* PROBLEM DESCRIPTION: Show all lines holding the string "Sales".

* RECORDS FOR THIS TASK:

##############################

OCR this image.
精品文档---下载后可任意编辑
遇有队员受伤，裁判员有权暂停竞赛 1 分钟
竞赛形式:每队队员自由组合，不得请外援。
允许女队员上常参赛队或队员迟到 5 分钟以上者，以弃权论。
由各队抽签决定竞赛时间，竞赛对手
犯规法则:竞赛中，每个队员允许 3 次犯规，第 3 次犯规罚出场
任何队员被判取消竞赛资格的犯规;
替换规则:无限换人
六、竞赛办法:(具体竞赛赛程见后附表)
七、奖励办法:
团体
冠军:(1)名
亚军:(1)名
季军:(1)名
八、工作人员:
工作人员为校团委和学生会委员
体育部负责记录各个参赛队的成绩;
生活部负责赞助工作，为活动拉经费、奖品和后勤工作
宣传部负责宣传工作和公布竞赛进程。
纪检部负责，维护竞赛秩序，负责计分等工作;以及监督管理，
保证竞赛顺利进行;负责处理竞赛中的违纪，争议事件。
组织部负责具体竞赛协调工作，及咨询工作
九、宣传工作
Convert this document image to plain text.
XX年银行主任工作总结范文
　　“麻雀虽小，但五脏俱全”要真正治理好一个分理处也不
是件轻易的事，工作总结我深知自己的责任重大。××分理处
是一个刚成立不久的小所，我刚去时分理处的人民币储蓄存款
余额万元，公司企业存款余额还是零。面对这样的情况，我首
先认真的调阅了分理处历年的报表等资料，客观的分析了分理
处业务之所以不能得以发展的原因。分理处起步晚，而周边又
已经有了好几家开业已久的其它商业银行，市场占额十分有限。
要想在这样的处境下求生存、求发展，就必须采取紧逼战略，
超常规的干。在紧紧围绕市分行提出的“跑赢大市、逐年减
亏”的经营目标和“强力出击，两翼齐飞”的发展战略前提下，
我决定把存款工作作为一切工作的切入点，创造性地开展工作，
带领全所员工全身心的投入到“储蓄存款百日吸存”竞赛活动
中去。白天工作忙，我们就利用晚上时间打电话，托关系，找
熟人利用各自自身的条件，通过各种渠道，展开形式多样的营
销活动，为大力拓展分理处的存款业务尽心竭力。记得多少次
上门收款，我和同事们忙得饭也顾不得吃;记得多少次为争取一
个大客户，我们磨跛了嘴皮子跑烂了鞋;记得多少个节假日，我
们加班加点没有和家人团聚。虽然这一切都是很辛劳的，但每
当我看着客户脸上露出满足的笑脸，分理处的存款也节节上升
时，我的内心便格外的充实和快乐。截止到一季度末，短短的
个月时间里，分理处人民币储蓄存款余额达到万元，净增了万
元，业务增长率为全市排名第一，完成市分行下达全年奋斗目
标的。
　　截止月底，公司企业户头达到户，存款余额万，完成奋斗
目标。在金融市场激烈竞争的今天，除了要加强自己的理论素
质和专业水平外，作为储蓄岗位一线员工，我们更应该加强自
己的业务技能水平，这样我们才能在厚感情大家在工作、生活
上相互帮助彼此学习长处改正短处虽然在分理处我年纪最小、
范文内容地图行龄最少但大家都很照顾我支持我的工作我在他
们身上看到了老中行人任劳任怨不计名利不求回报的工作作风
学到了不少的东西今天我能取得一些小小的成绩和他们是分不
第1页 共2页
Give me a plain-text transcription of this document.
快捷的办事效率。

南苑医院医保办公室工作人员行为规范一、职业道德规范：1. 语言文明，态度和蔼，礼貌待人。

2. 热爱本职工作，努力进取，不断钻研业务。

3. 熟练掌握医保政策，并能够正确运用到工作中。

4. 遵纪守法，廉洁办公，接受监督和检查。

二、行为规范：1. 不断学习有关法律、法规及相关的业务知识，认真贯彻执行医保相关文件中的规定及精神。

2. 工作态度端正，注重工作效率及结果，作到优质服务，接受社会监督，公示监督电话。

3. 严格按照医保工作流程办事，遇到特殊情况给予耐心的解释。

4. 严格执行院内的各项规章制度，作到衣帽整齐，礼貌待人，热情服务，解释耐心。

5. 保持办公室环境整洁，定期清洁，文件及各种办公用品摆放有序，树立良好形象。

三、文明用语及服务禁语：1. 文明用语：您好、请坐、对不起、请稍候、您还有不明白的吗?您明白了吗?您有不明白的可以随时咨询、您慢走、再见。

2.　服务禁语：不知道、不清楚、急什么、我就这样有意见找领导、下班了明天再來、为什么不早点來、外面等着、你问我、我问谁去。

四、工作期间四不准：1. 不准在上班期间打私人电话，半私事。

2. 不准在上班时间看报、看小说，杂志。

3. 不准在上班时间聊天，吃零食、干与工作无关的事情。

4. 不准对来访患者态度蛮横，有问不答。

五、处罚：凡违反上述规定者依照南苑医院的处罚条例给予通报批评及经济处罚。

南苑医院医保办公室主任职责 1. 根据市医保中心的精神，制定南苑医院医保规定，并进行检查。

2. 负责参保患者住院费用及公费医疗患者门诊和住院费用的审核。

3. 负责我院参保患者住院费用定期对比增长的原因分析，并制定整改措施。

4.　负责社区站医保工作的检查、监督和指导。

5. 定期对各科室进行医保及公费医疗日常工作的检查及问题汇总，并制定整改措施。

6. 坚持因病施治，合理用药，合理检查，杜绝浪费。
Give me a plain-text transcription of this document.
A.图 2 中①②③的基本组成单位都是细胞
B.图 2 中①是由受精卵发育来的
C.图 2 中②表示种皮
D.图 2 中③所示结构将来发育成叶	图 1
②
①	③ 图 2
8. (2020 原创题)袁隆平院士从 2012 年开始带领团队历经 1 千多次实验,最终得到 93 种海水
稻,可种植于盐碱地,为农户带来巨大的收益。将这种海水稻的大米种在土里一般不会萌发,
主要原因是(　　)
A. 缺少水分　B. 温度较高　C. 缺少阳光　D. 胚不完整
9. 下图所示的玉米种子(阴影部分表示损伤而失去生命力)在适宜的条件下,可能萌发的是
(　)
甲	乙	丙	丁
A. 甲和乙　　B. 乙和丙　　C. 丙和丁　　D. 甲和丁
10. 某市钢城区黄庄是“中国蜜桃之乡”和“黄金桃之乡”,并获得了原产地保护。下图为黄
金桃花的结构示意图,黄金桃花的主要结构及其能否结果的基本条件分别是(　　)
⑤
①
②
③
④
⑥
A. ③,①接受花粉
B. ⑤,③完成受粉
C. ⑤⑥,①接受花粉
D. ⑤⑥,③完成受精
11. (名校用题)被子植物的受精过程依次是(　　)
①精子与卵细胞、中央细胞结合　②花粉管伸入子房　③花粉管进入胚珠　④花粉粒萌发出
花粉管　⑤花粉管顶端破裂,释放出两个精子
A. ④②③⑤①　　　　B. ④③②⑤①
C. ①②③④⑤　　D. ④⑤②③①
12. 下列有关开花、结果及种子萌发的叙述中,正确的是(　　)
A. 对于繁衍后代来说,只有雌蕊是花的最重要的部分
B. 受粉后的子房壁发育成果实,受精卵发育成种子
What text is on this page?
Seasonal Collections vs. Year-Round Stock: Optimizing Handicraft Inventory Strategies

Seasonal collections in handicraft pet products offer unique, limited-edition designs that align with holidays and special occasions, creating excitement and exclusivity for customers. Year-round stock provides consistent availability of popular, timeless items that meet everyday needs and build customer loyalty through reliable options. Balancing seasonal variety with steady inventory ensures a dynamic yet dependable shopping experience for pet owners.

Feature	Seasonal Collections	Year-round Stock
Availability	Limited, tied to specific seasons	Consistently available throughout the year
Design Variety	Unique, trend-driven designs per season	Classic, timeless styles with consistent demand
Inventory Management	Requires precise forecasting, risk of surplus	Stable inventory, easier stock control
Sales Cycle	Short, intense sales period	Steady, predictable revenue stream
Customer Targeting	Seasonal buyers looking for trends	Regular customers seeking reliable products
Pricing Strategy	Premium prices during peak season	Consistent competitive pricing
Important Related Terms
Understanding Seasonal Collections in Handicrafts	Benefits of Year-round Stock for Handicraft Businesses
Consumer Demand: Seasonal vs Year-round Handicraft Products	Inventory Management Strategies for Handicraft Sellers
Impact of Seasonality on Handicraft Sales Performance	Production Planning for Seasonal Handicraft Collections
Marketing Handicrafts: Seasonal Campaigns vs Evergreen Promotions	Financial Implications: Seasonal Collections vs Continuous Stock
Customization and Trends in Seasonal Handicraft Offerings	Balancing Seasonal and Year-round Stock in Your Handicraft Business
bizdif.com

##############################

* OUTPUT FOR THIS EXERCISE:
Sales Cycle	Short, intense sales period	Steady, predictable revenue stream
Impact of Seasonality on Handicraft Sales Performance	Production Planning for Seasonal Handicraft Collections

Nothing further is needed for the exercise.